## Begin INFORMATION GIVEN
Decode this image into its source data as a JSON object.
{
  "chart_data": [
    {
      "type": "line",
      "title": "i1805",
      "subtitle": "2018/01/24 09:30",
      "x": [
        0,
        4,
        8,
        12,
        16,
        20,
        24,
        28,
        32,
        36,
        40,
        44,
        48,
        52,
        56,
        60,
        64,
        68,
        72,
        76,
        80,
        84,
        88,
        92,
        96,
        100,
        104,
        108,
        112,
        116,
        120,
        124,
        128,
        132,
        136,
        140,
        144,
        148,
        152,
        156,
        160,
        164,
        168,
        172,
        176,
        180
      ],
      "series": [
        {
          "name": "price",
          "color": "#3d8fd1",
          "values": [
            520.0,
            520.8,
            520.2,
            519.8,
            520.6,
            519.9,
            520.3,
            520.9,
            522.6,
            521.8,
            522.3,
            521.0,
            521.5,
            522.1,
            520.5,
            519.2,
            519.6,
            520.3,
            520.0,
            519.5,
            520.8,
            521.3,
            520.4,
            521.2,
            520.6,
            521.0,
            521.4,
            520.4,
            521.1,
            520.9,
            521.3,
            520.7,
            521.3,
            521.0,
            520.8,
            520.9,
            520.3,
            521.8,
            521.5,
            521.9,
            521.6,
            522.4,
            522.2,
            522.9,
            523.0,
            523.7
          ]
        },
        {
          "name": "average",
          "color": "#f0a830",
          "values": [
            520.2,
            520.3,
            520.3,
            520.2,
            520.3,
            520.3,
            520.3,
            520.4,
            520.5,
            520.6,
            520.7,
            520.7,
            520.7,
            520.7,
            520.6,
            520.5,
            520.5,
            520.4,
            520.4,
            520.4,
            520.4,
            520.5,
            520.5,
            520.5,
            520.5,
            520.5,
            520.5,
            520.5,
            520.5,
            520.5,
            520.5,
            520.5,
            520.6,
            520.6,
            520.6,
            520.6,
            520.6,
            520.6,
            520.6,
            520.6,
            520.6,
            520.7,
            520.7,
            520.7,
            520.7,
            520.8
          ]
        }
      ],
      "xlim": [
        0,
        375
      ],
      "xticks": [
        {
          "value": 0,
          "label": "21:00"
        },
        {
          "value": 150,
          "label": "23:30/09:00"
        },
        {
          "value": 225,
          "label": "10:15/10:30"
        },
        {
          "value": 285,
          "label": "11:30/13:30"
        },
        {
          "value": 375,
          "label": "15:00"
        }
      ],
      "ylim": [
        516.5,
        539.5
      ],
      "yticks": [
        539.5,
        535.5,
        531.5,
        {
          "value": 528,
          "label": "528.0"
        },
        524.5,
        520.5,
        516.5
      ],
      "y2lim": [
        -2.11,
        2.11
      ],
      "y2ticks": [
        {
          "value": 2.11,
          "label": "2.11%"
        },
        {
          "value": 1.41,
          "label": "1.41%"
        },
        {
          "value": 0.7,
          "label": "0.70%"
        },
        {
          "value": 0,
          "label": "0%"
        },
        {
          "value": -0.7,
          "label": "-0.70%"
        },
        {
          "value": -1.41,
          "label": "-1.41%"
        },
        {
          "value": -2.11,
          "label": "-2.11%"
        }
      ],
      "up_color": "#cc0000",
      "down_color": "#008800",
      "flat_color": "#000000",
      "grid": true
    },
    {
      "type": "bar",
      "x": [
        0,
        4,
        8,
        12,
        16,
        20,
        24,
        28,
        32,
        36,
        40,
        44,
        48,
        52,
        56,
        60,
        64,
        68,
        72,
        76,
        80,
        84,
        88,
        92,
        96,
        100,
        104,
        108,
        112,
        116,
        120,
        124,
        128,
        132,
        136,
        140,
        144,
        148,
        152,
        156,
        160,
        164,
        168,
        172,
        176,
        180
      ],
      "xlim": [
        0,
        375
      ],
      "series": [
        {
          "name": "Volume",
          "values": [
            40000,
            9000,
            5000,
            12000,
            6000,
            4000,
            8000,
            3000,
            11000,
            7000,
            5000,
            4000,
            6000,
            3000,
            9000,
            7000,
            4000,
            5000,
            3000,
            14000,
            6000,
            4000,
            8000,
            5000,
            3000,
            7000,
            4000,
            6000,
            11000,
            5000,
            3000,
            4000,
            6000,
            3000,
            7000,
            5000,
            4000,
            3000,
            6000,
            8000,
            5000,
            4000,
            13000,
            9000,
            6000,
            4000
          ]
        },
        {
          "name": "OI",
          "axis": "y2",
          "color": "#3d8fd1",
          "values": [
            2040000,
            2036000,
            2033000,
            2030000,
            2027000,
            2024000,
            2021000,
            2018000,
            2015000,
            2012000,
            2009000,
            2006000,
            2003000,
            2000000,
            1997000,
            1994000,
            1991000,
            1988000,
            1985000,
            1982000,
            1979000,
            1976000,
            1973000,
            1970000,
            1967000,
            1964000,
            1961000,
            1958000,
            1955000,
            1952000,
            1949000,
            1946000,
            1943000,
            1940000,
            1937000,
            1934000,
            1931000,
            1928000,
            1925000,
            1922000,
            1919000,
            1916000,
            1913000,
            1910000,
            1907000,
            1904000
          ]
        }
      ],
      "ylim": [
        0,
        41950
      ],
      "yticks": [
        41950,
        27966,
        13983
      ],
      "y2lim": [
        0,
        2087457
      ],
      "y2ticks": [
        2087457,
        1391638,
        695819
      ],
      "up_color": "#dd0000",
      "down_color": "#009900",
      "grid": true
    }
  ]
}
## End INFORMATION GIVEN
## Begin INFORMATION GIVEN
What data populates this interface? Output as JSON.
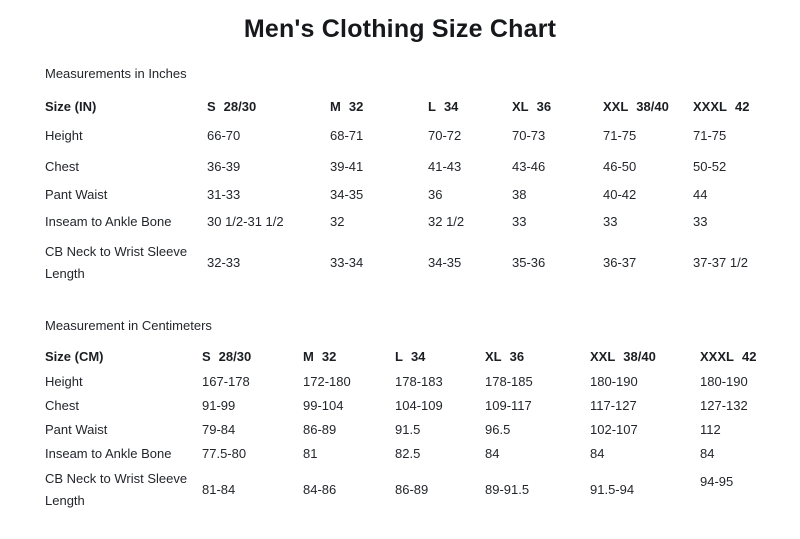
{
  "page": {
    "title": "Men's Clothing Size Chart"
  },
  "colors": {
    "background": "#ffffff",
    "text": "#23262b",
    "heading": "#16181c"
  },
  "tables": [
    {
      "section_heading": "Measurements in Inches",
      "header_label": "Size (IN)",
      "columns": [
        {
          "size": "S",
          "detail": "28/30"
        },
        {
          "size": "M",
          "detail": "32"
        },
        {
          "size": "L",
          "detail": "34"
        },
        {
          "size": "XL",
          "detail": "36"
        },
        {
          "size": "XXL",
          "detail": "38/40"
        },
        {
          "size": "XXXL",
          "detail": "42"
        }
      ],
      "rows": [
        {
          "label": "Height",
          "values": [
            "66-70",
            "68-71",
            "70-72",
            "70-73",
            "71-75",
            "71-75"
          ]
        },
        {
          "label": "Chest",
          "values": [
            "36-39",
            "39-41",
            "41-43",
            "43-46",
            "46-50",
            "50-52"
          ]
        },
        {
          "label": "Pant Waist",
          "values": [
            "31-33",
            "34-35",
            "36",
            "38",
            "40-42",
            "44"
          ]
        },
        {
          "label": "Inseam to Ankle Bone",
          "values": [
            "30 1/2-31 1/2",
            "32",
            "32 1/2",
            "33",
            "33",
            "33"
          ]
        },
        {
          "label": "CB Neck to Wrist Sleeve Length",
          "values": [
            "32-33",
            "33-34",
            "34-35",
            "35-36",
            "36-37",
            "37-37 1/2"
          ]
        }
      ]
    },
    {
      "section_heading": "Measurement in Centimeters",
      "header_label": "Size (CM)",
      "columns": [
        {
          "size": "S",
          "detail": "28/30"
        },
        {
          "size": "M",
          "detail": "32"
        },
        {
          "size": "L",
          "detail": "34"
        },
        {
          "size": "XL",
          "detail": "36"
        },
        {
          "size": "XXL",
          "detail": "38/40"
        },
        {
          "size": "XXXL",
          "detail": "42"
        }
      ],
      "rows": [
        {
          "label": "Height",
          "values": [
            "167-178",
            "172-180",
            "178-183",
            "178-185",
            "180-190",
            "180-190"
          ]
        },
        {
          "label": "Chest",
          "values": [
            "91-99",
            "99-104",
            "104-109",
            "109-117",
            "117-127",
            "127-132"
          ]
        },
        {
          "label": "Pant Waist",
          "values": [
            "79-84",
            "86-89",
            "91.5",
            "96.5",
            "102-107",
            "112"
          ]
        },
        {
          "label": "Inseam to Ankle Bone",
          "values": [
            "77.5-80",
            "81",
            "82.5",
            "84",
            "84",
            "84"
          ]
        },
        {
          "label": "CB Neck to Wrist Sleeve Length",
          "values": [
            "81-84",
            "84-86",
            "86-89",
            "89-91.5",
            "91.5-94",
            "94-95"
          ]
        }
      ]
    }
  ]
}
## End INFORMATION GIVEN
Search the data for the word "JSON" and copy each line where it appears.

**RESPONSE**
Decode this image into its source data as a JSON object.
What data populates this interface? Output as JSON.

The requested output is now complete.